• RECORDS TO PROCESS:
* Begin *

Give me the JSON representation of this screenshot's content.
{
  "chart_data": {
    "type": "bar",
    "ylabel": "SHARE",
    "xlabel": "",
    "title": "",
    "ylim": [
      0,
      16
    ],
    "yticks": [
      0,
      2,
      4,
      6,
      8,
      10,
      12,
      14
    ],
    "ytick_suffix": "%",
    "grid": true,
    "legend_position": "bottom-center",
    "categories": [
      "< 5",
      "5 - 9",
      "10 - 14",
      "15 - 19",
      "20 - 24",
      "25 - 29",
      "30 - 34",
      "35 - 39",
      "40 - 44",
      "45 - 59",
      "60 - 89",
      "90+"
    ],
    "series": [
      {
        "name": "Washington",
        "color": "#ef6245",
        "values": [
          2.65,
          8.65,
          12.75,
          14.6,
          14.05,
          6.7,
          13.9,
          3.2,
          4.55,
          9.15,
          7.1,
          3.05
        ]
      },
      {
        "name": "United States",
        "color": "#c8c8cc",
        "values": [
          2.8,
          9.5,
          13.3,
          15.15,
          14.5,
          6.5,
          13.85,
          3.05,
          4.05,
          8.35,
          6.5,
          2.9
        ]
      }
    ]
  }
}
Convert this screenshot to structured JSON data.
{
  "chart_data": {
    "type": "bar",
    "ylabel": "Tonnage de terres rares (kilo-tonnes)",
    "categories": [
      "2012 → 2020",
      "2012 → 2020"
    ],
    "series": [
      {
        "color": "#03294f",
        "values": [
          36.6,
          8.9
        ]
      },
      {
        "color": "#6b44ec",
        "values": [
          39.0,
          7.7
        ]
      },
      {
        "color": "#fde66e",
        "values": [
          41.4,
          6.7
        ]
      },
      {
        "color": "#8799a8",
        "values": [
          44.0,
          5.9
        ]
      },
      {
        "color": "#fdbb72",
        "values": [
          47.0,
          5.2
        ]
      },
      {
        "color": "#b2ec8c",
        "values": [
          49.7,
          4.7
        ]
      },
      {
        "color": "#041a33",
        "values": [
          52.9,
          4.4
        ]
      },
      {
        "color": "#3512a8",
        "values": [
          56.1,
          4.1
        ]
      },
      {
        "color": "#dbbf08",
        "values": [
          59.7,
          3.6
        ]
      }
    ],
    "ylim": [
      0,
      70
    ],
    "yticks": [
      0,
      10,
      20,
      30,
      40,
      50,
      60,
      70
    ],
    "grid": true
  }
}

* End *
* Begin *

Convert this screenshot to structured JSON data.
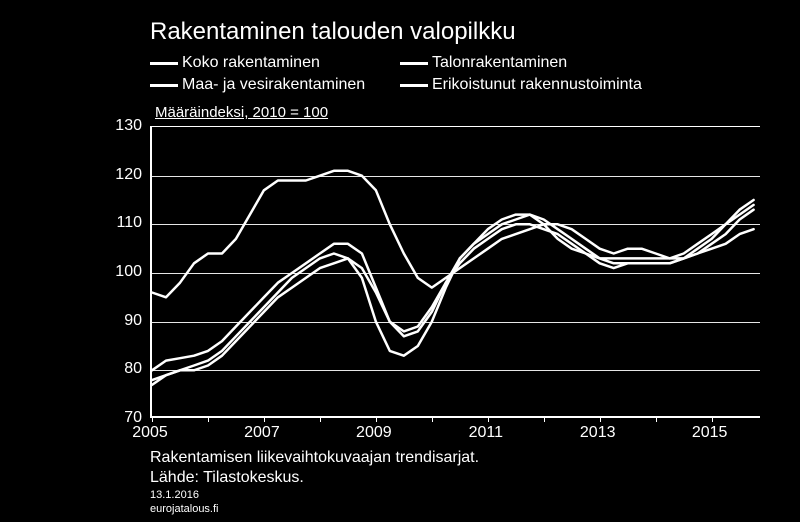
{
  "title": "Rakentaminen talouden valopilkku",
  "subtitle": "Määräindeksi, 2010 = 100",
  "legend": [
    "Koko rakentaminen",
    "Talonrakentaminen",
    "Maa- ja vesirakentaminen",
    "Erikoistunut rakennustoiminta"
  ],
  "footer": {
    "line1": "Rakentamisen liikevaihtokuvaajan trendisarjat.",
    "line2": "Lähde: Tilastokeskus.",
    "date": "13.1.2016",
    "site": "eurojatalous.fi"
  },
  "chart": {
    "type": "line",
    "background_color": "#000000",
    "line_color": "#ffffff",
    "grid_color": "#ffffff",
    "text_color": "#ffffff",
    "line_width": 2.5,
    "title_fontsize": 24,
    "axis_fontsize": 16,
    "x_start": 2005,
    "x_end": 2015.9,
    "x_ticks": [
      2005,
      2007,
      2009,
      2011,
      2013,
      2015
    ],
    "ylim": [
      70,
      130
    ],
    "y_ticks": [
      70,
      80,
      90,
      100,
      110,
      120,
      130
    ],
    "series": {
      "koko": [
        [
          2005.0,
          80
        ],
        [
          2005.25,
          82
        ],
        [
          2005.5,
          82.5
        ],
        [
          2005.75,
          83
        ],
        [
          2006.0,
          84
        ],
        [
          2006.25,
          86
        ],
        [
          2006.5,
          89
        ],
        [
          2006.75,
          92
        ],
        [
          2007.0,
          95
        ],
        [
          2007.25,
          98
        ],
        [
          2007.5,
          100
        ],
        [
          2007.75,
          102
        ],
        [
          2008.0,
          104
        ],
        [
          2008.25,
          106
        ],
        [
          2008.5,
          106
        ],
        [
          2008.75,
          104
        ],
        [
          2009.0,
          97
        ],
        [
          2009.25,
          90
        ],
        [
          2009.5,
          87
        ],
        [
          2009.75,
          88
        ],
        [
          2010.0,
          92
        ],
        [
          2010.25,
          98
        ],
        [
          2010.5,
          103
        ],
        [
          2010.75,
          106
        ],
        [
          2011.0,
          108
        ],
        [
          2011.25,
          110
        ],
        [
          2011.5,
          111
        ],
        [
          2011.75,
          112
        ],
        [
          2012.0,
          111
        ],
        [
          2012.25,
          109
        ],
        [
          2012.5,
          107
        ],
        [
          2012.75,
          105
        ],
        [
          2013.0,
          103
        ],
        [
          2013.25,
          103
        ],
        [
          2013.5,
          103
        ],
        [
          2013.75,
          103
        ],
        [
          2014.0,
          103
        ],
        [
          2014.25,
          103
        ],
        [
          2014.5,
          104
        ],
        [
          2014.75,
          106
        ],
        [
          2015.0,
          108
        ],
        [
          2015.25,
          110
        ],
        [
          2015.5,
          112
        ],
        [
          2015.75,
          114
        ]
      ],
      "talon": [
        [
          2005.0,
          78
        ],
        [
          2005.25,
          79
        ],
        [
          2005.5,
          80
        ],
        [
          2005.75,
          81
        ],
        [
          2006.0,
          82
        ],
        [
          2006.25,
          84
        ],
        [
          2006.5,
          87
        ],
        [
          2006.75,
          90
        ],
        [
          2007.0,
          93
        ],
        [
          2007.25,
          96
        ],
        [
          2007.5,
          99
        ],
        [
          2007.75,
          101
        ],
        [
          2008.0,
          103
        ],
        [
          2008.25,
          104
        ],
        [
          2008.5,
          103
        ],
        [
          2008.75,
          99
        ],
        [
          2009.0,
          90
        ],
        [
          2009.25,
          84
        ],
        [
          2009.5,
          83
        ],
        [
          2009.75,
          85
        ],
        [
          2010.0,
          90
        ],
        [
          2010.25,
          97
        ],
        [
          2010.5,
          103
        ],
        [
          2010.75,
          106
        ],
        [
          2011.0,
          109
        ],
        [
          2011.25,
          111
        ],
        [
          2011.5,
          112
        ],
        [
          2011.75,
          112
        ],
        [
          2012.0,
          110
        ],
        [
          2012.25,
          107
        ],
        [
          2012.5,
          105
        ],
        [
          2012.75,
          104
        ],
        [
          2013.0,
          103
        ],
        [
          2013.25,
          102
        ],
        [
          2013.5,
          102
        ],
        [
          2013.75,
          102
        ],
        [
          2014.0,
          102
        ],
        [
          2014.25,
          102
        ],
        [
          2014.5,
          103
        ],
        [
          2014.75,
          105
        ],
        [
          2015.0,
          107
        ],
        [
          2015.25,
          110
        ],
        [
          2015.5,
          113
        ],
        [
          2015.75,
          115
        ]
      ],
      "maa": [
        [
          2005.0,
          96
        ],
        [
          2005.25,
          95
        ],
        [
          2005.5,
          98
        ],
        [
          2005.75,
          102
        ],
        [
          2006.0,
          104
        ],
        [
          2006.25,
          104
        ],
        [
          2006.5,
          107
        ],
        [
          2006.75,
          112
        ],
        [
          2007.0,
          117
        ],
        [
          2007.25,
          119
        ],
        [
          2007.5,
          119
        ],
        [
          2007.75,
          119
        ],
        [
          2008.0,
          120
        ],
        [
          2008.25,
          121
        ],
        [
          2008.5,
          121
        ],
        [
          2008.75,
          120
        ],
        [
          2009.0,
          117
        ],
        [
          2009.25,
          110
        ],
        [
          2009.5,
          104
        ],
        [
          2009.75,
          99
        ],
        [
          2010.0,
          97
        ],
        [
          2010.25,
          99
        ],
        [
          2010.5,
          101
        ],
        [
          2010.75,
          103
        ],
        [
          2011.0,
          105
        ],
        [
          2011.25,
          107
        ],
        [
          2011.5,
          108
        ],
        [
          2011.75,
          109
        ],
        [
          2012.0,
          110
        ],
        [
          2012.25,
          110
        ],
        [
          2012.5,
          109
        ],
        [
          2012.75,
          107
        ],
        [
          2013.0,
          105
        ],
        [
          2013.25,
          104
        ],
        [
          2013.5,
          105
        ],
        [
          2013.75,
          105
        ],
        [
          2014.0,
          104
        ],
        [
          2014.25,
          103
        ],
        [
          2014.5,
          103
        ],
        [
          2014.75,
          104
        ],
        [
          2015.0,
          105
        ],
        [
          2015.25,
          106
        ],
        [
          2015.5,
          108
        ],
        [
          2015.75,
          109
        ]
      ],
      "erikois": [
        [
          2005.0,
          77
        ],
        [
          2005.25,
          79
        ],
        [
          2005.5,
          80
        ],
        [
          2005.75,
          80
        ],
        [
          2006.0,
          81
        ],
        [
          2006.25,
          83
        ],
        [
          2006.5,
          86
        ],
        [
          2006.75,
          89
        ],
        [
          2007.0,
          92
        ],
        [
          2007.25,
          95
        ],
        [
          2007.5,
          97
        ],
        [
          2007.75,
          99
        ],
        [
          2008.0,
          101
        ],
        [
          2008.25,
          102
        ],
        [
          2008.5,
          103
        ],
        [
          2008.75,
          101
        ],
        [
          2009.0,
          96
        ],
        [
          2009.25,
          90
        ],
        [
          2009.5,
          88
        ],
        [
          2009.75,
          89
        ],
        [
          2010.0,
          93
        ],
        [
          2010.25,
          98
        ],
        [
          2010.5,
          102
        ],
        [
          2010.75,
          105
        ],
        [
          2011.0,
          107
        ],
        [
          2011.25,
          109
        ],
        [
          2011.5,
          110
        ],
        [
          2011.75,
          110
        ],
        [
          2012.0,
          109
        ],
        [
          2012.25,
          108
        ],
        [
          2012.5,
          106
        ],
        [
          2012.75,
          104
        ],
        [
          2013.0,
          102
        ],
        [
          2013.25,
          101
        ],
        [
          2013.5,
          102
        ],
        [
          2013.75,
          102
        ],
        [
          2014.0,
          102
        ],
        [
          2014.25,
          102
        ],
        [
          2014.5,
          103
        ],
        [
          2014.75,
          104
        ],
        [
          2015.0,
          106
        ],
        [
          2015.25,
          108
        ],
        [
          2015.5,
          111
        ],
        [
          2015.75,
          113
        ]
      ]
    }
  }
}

* End *

• THE REQUEST: How many of the lines above hold the word "ylabel"? Give only that number.

• FINAL ANSWER: 2